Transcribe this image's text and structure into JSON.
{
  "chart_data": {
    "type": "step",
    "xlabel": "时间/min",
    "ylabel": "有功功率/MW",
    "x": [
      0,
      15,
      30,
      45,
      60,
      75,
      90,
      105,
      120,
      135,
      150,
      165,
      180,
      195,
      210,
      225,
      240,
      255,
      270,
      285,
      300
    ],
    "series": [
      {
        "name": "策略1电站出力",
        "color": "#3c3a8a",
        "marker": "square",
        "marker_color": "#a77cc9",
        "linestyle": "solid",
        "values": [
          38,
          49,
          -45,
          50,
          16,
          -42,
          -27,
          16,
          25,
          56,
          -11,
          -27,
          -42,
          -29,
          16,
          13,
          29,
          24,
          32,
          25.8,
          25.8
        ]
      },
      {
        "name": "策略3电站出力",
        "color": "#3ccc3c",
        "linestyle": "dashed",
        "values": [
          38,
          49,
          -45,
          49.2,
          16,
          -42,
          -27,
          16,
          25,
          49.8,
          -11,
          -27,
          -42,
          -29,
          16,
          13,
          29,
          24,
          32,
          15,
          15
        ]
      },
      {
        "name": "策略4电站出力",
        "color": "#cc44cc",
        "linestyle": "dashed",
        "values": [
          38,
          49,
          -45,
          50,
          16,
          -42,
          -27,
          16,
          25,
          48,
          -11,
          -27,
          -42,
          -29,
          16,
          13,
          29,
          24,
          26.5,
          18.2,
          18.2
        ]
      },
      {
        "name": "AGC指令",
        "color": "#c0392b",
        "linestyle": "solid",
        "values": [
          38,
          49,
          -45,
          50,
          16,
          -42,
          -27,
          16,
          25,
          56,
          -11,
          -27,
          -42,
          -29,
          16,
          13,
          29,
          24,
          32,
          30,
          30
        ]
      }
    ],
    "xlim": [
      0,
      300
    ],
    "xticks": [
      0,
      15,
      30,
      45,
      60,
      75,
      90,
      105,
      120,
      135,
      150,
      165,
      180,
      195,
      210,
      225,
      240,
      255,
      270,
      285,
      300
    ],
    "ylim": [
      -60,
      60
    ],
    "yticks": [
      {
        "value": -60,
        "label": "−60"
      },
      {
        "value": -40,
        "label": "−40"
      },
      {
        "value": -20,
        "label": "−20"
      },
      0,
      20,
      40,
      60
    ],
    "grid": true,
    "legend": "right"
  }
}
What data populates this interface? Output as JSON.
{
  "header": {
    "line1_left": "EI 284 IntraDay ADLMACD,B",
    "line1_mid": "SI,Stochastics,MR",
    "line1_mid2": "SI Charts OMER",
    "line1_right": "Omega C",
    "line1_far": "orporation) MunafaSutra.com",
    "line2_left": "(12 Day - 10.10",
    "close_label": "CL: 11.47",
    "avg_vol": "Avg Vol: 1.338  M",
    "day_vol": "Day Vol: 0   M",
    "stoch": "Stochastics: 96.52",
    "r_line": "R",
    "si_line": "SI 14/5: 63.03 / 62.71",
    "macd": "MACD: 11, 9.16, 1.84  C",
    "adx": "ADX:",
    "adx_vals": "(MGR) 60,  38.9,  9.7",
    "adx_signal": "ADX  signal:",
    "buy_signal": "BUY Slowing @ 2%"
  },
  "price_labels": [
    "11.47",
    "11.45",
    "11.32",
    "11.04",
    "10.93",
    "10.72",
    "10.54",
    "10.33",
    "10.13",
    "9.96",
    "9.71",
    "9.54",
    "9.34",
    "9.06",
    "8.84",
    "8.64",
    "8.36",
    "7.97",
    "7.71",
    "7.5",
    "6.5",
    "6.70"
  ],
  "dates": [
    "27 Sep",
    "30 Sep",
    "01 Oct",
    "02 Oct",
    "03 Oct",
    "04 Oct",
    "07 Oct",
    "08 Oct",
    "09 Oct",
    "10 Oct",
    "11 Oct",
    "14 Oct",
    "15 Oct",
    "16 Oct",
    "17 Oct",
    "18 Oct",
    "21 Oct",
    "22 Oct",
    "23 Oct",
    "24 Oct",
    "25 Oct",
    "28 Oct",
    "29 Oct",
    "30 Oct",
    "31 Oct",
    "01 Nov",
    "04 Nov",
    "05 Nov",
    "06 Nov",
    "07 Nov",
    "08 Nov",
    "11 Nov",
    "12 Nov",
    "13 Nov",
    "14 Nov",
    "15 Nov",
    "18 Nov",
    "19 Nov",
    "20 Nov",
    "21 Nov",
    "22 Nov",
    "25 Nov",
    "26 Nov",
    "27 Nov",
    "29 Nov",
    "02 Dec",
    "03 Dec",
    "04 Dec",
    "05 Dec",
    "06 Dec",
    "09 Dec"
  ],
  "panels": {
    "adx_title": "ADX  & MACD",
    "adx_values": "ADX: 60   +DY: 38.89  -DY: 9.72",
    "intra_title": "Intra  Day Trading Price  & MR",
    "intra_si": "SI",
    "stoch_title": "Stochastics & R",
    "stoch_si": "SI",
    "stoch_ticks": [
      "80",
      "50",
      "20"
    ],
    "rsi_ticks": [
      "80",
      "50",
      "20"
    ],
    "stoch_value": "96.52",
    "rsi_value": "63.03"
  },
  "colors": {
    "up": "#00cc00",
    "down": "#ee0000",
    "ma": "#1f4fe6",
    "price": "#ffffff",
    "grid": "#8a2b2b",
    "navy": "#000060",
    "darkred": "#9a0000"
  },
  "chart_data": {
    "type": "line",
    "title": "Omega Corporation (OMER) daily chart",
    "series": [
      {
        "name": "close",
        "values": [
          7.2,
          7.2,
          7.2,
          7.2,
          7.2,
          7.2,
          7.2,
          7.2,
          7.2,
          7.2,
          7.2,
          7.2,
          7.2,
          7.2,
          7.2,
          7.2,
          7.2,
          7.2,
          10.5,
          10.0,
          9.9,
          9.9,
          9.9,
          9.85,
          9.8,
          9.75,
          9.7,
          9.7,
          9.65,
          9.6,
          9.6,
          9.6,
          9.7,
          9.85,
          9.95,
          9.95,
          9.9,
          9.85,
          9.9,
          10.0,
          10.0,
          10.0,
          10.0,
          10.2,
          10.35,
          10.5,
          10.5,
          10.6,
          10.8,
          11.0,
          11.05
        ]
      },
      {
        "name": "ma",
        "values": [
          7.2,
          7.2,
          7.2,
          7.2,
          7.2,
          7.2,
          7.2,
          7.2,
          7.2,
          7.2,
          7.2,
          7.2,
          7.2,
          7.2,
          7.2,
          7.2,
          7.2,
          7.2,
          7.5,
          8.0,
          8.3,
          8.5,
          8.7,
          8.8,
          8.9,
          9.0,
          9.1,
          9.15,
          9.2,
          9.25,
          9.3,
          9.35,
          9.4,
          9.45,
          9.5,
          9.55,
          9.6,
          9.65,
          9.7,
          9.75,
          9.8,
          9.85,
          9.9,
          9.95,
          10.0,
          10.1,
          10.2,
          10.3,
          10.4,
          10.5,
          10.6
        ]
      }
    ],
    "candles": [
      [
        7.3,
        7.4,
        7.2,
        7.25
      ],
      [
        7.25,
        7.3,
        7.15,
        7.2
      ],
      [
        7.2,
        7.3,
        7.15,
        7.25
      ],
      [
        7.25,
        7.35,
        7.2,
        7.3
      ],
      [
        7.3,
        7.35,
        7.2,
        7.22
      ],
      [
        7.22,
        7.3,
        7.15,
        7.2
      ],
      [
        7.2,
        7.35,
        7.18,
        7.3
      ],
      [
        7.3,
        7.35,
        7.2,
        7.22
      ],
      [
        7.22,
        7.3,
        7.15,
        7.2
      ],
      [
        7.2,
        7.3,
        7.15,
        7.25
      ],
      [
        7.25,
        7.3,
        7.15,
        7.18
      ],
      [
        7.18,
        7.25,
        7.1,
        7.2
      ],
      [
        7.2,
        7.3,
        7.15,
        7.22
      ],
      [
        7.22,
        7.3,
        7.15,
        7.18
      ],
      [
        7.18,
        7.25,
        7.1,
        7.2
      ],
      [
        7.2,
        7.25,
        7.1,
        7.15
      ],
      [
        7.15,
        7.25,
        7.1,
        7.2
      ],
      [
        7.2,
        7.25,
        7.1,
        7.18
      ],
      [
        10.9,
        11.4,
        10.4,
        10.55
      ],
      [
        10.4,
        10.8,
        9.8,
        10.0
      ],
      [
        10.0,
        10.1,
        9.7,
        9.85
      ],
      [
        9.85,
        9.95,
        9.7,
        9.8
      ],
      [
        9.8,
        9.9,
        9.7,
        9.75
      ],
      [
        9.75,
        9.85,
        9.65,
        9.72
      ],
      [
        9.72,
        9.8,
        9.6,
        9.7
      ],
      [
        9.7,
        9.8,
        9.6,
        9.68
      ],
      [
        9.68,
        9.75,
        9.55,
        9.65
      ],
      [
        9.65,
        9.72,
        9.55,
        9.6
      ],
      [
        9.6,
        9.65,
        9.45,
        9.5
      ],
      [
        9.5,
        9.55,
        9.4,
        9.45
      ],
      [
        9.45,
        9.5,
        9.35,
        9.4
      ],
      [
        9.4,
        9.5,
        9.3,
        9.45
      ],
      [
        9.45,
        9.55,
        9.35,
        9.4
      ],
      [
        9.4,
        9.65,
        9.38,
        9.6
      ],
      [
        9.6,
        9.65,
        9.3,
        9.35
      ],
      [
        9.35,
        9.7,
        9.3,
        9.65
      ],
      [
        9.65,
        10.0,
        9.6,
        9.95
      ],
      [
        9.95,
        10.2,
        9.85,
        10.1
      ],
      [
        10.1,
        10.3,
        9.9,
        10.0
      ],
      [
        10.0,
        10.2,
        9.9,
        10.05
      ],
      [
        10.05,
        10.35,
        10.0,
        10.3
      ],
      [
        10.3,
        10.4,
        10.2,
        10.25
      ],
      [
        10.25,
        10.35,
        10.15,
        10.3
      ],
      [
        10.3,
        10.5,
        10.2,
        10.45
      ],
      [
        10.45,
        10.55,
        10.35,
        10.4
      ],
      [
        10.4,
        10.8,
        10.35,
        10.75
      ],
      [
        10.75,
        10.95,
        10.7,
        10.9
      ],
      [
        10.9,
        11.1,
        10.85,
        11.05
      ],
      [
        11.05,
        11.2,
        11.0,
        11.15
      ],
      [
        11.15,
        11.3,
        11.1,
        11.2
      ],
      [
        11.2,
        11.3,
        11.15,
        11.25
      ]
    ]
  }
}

PROBLEM DESCRIPTION: Search the lines above for the string "name" and copy each line that has it.

EXERCISE RESPONSE:
        "name": "策略1电站出力",
        "name": "策略3电站出力",
        "name": "策略4电站出力",
        "name": "AGC指令",
        "name": "close",
        "name": "ma",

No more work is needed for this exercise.